### What you are asked to do
Transcribe every line exactly and omit anything that is a picture.
* BEGIN Dataset rows *
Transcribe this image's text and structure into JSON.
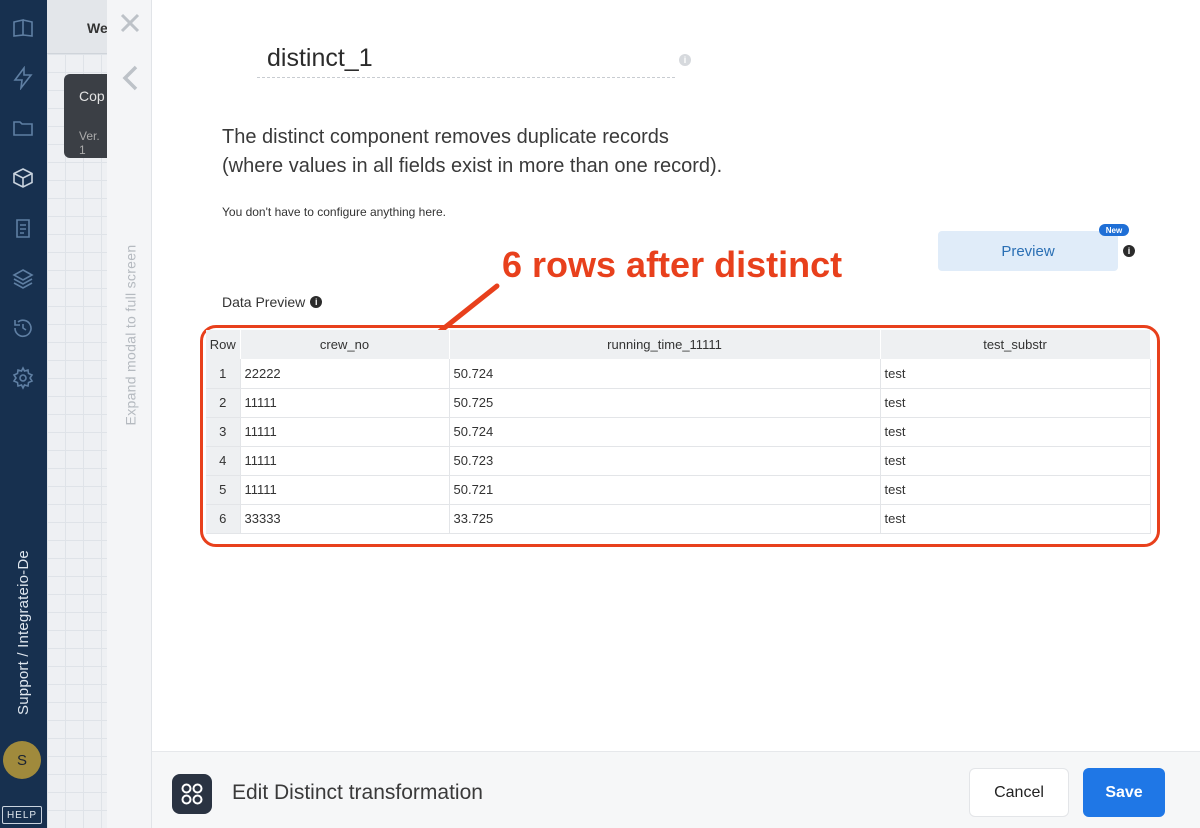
{
  "sidebar": {
    "icons": [
      "logo-icon",
      "bolt-icon",
      "folder-icon",
      "package-icon",
      "clipboard-icon",
      "layers-icon",
      "history-icon",
      "settings-icon"
    ],
    "org_label": "Support / Integrateio-De",
    "avatar_initial": "S",
    "help_label": "HELP"
  },
  "background": {
    "tab_label": "We",
    "card_title": "Cop",
    "card_version": "Ver. 1"
  },
  "modal": {
    "expand_label": "Expand modal to full screen",
    "component_name": "distinct_1",
    "description_line1": "The distinct component removes duplicate records",
    "description_line2": "(where values in all fields exist in more than one record).",
    "sub_note": "You don't have to configure anything here.",
    "preview_button": "Preview",
    "new_badge": "New",
    "data_preview_label": "Data Preview",
    "annotation": "6 rows after distinct"
  },
  "table": {
    "columns": [
      "Row",
      "crew_no",
      "running_time_11111",
      "test_substr"
    ],
    "rows": [
      [
        "1",
        "22222",
        "50.724",
        "test"
      ],
      [
        "2",
        "11111",
        "50.725",
        "test"
      ],
      [
        "3",
        "11111",
        "50.724",
        "test"
      ],
      [
        "4",
        "11111",
        "50.723",
        "test"
      ],
      [
        "5",
        "11111",
        "50.721",
        "test"
      ],
      [
        "6",
        "33333",
        "33.725",
        "test"
      ]
    ]
  },
  "footer": {
    "title": "Edit Distinct transformation",
    "cancel_label": "Cancel",
    "save_label": "Save"
  },
  "colors": {
    "sidebar_bg": "#17304f",
    "annotation_red": "#e8401c",
    "save_blue": "#1f77e6",
    "preview_bg": "#e0ecf9"
  }
}
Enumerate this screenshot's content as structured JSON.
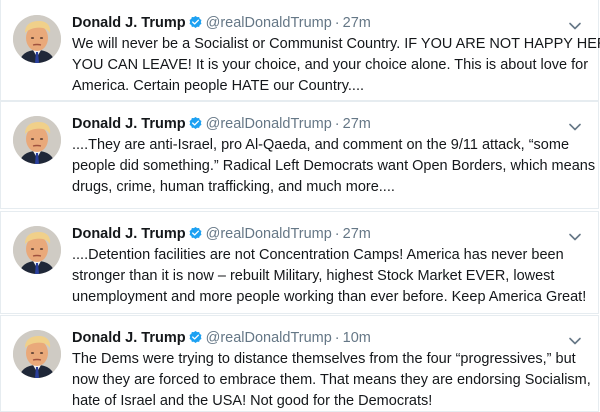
{
  "tweets": [
    {
      "name": "Donald J. Trump",
      "handle": "@realDonaldTrump",
      "separator": "·",
      "time": "27m",
      "lines": [
        "We will never be a Socialist or Communist Country. IF YOU ARE NOT HAPPY HERE,",
        "YOU CAN LEAVE! It is your choice, and your choice alone. This is about love for",
        "America. Certain people HATE our Country...."
      ]
    },
    {
      "name": "Donald J. Trump",
      "handle": "@realDonaldTrump",
      "separator": "·",
      "time": "27m",
      "lines": [
        "....They are anti-Israel, pro Al-Qaeda, and comment on the 9/11 attack, “some",
        "people did something.” Radical Left Democrats want Open Borders, which means",
        "drugs, crime, human trafficking, and much more...."
      ]
    },
    {
      "name": "Donald J. Trump",
      "handle": "@realDonaldTrump",
      "separator": "·",
      "time": "27m",
      "lines": [
        "....Detention facilities are not Concentration Camps! America has never been",
        "stronger than it is now – rebuilt Military, highest Stock Market EVER, lowest",
        "unemployment and more people working than ever before. Keep America Great!"
      ]
    },
    {
      "name": "Donald J. Trump",
      "handle": "@realDonaldTrump",
      "separator": "·",
      "time": "10m",
      "lines": [
        "The Dems were trying to distance themselves from the four “progressives,” but",
        "now they are forced to embrace them. That means they are endorsing Socialism,",
        "hate of Israel and the USA! Not good for the Democrats!"
      ]
    }
  ],
  "icons": {
    "avatar": "profile-photo",
    "verified": "verified-badge-icon",
    "menu": "chevron-down-icon"
  },
  "colors": {
    "text": "#14171a",
    "secondary": "#657786",
    "verified": "#1da1f2",
    "border": "#e6ecf0"
  }
}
* END Dataset rows *
### Task response
Transcribe this image's text and structure into JSON.
{
  "sidebar": {
    "icons": [
      "logo-icon",
      "bolt-icon",
      "folder-icon",
      "package-icon",
      "clipboard-icon",
      "layers-icon",
      "history-icon",
      "settings-icon"
    ],
    "org_label": "Support / Integrateio-De",
    "avatar_initial": "S",
    "help_label": "HELP"
  },
  "background": {
    "tab_label": "We",
    "card_title": "Cop",
    "card_version": "Ver. 1"
  },
  "modal": {
    "expand_label": "Expand modal to full screen",
    "component_name": "distinct_1",
    "description_line1": "The distinct component removes duplicate records",
    "description_line2": "(where values in all fields exist in more than one record).",
    "sub_note": "You don't have to configure anything here.",
    "preview_button": "Preview",
    "new_badge": "New",
    "data_preview_label": "Data Preview",
    "annotation": "6 rows after distinct"
  },
  "table": {
    "columns": [
      "Row",
      "crew_no",
      "running_time_11111",
      "test_substr"
    ],
    "rows": [
      [
        "1",
        "22222",
        "50.724",
        "test"
      ],
      [
        "2",
        "11111",
        "50.725",
        "test"
      ],
      [
        "3",
        "11111",
        "50.724",
        "test"
      ],
      [
        "4",
        "11111",
        "50.723",
        "test"
      ],
      [
        "5",
        "11111",
        "50.721",
        "test"
      ],
      [
        "6",
        "33333",
        "33.725",
        "test"
      ]
    ]
  },
  "footer": {
    "title": "Edit Distinct transformation",
    "cancel_label": "Cancel",
    "save_label": "Save"
  },
  "colors": {
    "sidebar_bg": "#17304f",
    "annotation_red": "#e8401c",
    "save_blue": "#1f77e6",
    "preview_bg": "#e0ecf9"
  }
}
Enumerate this screenshot's content as structured JSON.
{
  "tweets": [
    {
      "name": "Donald J. Trump",
      "handle": "@realDonaldTrump",
      "separator": "·",
      "time": "27m",
      "lines": [
        "We will never be a Socialist or Communist Country. IF YOU ARE NOT HAPPY HERE,",
        "YOU CAN LEAVE! It is your choice, and your choice alone. This is about love for",
        "America. Certain people HATE our Country...."
      ]
    },
    {
      "name": "Donald J. Trump",
      "handle": "@realDonaldTrump",
      "separator": "·",
      "time": "27m",
      "lines": [
        "....They are anti-Israel, pro Al-Qaeda, and comment on the 9/11 attack, “some",
        "people did something.” Radical Left Democrats want Open Borders, which means",
        "drugs, crime, human trafficking, and much more...."
      ]
    },
    {
      "name": "Donald J. Trump",
      "handle": "@realDonaldTrump",
      "separator": "·",
      "time": "27m",
      "lines": [
        "....Detention facilities are not Concentration Camps! America has never been",
        "stronger than it is now – rebuilt Military, highest Stock Market EVER, lowest",
        "unemployment and more people working than ever before. Keep America Great!"
      ]
    },
    {
      "name": "Donald J. Trump",
      "handle": "@realDonaldTrump",
      "separator": "·",
      "time": "10m",
      "lines": [
        "The Dems were trying to distance themselves from the four “progressives,” but",
        "now they are forced to embrace them. That means they are endorsing Socialism,",
        "hate of Israel and the USA! Not good for the Democrats!"
      ]
    }
  ],
  "icons": {
    "avatar": "profile-photo",
    "verified": "verified-badge-icon",
    "menu": "chevron-down-icon"
  },
  "colors": {
    "text": "#14171a",
    "secondary": "#657786",
    "verified": "#1da1f2",
    "border": "#e6ecf0"
  }
}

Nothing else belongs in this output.